- What is expected
Which lines in the records below contain the word "data"? Copy each one out.

- Records supplied
-- -- --

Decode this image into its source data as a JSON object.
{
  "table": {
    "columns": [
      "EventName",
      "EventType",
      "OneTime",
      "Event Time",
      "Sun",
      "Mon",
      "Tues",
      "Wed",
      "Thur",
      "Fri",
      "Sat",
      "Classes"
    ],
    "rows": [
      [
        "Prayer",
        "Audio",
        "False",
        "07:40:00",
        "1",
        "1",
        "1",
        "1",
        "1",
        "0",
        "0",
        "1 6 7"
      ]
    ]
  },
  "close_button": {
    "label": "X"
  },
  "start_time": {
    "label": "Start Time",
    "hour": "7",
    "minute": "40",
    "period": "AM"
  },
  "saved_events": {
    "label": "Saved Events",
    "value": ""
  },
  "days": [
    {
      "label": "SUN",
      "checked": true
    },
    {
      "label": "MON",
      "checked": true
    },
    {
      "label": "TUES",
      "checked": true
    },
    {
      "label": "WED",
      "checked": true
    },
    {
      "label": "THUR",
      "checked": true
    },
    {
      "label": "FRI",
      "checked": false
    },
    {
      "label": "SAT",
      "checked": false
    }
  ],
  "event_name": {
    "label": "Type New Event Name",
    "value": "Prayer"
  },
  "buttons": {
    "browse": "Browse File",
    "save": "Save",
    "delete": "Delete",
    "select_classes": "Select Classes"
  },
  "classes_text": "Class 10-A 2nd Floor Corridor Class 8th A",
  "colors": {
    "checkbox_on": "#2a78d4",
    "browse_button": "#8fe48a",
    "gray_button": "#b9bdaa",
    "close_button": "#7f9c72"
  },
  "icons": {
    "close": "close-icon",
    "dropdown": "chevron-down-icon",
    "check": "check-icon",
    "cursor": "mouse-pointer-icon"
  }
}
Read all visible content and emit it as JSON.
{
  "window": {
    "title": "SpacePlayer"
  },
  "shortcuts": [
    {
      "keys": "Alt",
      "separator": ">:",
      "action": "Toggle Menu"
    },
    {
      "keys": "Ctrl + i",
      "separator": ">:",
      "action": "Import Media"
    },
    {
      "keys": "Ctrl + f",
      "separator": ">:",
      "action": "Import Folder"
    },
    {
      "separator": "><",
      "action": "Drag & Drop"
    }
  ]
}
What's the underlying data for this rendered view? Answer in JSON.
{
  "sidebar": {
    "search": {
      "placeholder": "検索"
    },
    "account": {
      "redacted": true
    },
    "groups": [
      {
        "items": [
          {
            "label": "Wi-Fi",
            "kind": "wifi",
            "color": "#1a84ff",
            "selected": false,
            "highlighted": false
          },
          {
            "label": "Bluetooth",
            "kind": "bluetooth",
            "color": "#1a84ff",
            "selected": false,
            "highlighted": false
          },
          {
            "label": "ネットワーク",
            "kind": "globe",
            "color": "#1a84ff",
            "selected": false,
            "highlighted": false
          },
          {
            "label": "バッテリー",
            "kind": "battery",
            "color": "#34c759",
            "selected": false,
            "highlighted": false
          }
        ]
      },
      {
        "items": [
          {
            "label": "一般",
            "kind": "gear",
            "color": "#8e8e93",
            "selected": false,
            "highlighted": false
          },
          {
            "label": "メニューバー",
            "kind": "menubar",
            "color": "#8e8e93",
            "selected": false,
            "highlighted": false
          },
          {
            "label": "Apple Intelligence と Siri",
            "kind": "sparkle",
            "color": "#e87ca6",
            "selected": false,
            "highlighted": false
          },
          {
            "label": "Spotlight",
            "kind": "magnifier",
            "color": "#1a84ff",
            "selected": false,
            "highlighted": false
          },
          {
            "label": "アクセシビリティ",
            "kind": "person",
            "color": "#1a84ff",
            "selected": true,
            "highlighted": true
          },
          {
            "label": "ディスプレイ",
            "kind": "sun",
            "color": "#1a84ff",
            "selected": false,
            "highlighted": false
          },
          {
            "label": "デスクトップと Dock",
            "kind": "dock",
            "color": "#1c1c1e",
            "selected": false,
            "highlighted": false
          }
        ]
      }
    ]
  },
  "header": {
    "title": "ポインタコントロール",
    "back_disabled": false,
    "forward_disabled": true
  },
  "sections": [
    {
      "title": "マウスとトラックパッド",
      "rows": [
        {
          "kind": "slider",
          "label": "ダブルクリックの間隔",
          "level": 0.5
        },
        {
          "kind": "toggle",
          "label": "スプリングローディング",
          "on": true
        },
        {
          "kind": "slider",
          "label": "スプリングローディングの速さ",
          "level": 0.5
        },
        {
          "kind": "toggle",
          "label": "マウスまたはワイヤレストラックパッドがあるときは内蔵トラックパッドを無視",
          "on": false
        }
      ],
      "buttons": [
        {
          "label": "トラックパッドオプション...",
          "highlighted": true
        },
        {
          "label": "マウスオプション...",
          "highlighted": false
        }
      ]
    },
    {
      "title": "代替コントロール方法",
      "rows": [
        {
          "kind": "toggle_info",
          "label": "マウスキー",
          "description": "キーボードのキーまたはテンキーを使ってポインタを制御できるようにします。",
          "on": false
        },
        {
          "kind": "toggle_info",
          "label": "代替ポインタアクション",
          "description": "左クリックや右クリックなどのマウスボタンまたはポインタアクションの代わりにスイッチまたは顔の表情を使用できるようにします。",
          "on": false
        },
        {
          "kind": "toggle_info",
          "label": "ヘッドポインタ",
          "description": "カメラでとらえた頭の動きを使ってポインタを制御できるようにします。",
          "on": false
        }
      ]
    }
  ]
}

-- -- --

- Response
Decode this image into its source data as a JSON object.
What's the underlying data for this rendered view? Answer in JSON.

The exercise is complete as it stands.